> AVAILABLE RECORDS:
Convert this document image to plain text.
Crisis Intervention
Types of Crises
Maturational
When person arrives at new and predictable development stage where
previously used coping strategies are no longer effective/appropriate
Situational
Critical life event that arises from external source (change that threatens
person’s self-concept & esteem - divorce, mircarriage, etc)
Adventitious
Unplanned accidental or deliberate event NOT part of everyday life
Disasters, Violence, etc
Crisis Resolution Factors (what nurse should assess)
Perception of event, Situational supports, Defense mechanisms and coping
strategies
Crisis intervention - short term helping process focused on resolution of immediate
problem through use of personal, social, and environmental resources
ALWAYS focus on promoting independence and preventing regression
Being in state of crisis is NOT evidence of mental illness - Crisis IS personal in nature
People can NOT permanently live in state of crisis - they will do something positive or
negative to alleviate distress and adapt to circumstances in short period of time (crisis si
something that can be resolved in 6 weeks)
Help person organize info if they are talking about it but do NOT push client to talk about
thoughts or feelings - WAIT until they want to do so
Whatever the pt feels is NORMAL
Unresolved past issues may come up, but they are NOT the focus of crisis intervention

> GIVEN PROBLEM: Find every line that holds "strategies" and copy it.

> TASK SOLUTION:
previously used coping strategies are no longer effective/appropriate
strategies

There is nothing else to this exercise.